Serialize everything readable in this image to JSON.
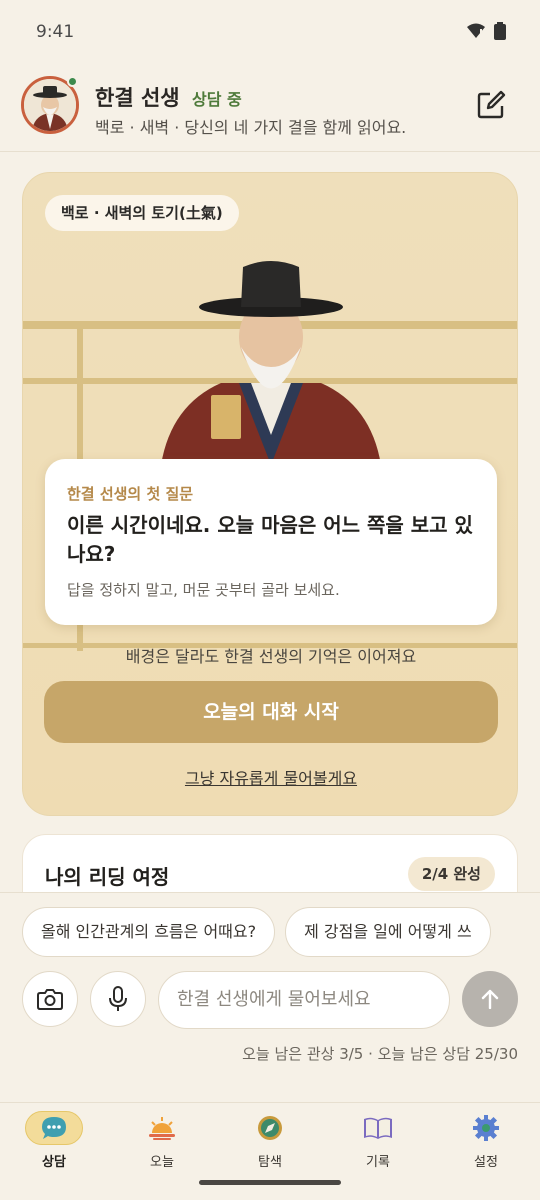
{
  "status_bar": {
    "time": "9:41"
  },
  "header": {
    "name": "한결 선생",
    "status": "상담 중",
    "subtitle": "백로 · 새벽 · 당신의 네 가지 결을 함께 읽어요."
  },
  "hero": {
    "chip": "백로 · 새벽의 토기(土氣)",
    "question_label": "한결 선생의 첫 질문",
    "question": "이른 시간이네요. 오늘 마음은 어느 쪽을 보고 있나요?",
    "question_hint": "답을 정하지 말고, 머문 곳부터 골라 보세요.",
    "memory_note": "배경은 달라도 한결 선생의 기억은 이어져요",
    "start_button": "오늘의 대화 시작",
    "free_link": "그냥 자유롭게 물어볼게요"
  },
  "journey": {
    "title": "나의 리딩 여정",
    "progress_badge": "2/4 완성"
  },
  "suggestions": [
    "올해 인간관계의 흐름은 어때요?",
    "제 강점을 일에 어떻게 쓰"
  ],
  "composer": {
    "placeholder": "한결 선생에게 물어보세요",
    "quota_text": "오늘 남은 관상 3/5 · 오늘 남은 상담 25/30"
  },
  "nav": {
    "items": [
      {
        "label": "상담",
        "icon": "chat-icon",
        "active": true
      },
      {
        "label": "오늘",
        "icon": "sunrise-icon",
        "active": false
      },
      {
        "label": "탐색",
        "icon": "compass-icon",
        "active": false
      },
      {
        "label": "기록",
        "icon": "book-icon",
        "active": false
      },
      {
        "label": "설정",
        "icon": "gear-icon",
        "active": false
      }
    ]
  },
  "colors": {
    "accent": "#c6a669",
    "background": "#f6f1e7",
    "status_green": "#4e7a3a",
    "avatar_ring": "#c9603e"
  }
}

• • •

= What you should do =
Transcribe every record above exactly as written, leaving out any pictures.

= Output =
Serialize everything readable in this image to JSON.
{
  "status_bar": {
    "time": "9:41"
  },
  "header": {
    "name": "한결 선생",
    "status": "상담 중",
    "subtitle": "백로 · 새벽 · 당신의 네 가지 결을 함께 읽어요."
  },
  "hero": {
    "chip": "백로 · 새벽의 토기(土氣)",
    "question_label": "한결 선생의 첫 질문",
    "question": "이른 시간이네요. 오늘 마음은 어느 쪽을 보고 있나요?",
    "question_hint": "답을 정하지 말고, 머문 곳부터 골라 보세요.",
    "memory_note": "배경은 달라도 한결 선생의 기억은 이어져요",
    "start_button": "오늘의 대화 시작",
    "free_link": "그냥 자유롭게 물어볼게요"
  },
  "journey": {
    "title": "나의 리딩 여정",
    "progress_badge": "2/4 완성"
  },
  "suggestions": [
    "올해 인간관계의 흐름은 어때요?",
    "제 강점을 일에 어떻게 쓰"
  ],
  "composer": {
    "placeholder": "한결 선생에게 물어보세요",
    "quota_text": "오늘 남은 관상 3/5 · 오늘 남은 상담 25/30"
  },
  "nav": {
    "items": [
      {
        "label": "상담",
        "icon": "chat-icon",
        "active": true
      },
      {
        "label": "오늘",
        "icon": "sunrise-icon",
        "active": false
      },
      {
        "label": "탐색",
        "icon": "compass-icon",
        "active": false
      },
      {
        "label": "기록",
        "icon": "book-icon",
        "active": false
      },
      {
        "label": "설정",
        "icon": "gear-icon",
        "active": false
      }
    ]
  },
  "colors": {
    "accent": "#c6a669",
    "background": "#f6f1e7",
    "status_green": "#4e7a3a",
    "avatar_ring": "#c9603e"
  }
}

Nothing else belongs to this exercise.